Task goal.
Copy the entries from the start through the line that contains "recommended-title: Recommended for", changing "Free Shipping" to "Free Delivery" and leaving everything else as it is.

···

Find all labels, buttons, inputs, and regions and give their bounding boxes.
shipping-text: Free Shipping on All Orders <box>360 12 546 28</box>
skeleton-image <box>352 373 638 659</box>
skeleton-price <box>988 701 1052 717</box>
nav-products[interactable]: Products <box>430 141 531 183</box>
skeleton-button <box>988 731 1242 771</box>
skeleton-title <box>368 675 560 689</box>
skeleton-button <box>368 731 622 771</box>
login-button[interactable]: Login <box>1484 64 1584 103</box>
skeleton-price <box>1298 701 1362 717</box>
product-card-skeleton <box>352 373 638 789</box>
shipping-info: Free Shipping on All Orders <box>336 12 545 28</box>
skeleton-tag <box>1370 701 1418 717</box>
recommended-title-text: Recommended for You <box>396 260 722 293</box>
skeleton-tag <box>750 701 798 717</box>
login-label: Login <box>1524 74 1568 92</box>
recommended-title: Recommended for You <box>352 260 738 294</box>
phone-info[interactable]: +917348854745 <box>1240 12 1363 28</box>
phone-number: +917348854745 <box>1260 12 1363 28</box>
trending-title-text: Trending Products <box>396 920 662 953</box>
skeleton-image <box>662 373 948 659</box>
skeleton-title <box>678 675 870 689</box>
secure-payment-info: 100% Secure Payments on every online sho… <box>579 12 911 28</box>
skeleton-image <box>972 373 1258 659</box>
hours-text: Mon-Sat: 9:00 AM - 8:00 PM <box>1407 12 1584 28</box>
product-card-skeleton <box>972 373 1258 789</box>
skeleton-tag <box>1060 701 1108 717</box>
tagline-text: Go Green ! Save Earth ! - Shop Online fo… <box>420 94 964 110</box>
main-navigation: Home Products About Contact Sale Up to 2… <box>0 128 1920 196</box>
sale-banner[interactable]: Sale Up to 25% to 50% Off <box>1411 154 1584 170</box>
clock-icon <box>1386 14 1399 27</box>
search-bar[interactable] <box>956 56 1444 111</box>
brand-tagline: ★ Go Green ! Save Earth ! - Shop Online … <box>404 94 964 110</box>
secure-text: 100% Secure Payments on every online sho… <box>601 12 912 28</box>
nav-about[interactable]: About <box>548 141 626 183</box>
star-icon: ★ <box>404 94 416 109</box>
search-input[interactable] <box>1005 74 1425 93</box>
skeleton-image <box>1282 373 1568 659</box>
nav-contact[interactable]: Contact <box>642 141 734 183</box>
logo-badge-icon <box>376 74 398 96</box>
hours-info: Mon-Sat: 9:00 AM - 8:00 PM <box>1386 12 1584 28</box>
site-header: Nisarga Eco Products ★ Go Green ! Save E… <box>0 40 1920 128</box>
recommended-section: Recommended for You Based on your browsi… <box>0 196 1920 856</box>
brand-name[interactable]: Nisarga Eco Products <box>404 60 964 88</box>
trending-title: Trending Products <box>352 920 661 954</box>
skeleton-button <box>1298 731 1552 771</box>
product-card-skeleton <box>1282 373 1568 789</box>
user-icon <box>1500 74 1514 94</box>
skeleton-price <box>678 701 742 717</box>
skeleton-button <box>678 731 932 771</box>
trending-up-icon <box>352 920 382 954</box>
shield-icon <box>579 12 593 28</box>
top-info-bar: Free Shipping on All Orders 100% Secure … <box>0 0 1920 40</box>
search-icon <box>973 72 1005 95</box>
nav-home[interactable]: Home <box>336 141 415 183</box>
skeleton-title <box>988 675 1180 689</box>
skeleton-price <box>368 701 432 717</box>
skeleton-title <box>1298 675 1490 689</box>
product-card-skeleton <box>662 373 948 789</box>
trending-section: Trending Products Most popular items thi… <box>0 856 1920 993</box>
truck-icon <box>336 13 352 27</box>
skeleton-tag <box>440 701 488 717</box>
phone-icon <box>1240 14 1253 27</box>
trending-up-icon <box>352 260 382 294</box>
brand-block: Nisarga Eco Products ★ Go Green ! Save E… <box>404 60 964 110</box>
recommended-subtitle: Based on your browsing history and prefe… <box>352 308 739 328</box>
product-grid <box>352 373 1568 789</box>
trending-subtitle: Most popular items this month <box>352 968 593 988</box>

···

Task output.
Find all labels, buttons, inputs, and regions and give their bounding boxes.
shipping-text: Free Delivery on All Orders <box>360 12 546 28</box>
skeleton-image <box>352 373 638 659</box>
skeleton-price <box>988 701 1052 717</box>
nav-products[interactable]: Products <box>430 141 531 183</box>
skeleton-button <box>988 731 1242 771</box>
skeleton-title <box>368 675 560 689</box>
skeleton-button <box>368 731 622 771</box>
login-button[interactable]: Login <box>1484 64 1584 103</box>
skeleton-price <box>1298 701 1362 717</box>
product-card-skeleton <box>352 373 638 789</box>
shipping-info: Free Delivery on All Orders <box>336 12 545 28</box>
skeleton-tag <box>1370 701 1418 717</box>
recommended-title-text: Recommended for You <box>396 260 722 293</box>
skeleton-tag <box>750 701 798 717</box>
login-label: Login <box>1524 74 1568 92</box>
recommended-title: Recommended for You <box>352 260 738 294</box>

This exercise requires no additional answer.